Edit the data from the start through the line containing "series-line-overall <box>109 243": swap "y-tick-label" for "y-axis-label" and leave everything else as it is.

(Entries taken from a collection)
==*==

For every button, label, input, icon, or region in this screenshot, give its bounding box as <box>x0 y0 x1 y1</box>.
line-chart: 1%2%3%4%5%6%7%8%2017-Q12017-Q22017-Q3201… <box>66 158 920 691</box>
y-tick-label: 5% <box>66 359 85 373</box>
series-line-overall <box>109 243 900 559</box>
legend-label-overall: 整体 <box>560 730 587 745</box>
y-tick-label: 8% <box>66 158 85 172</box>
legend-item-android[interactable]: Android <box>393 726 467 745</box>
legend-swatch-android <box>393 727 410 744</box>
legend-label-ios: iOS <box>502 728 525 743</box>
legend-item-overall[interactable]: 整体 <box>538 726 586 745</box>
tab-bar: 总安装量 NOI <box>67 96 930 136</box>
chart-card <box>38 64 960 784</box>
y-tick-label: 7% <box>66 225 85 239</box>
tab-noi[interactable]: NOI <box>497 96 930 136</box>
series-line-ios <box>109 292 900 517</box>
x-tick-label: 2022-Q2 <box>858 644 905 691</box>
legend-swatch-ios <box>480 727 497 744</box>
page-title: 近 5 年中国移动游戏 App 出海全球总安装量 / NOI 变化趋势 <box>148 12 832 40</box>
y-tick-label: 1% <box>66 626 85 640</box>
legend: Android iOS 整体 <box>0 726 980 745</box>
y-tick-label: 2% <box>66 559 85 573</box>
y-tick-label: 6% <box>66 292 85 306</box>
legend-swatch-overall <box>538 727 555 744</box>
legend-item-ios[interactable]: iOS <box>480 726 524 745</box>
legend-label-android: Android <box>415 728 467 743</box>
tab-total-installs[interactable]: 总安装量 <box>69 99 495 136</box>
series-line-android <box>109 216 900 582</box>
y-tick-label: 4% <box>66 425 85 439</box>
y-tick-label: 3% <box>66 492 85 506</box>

==*==

THE RESULT:
For every button, label, input, icon, or region in this screenshot, give its bounding box as <box>x0 y0 x1 y1</box>.
line-chart: 1%2%3%4%5%6%7%8%2017-Q12017-Q22017-Q3201… <box>66 158 920 691</box>
y-axis-label: 5% <box>66 359 85 373</box>
series-line-overall <box>109 243 900 559</box>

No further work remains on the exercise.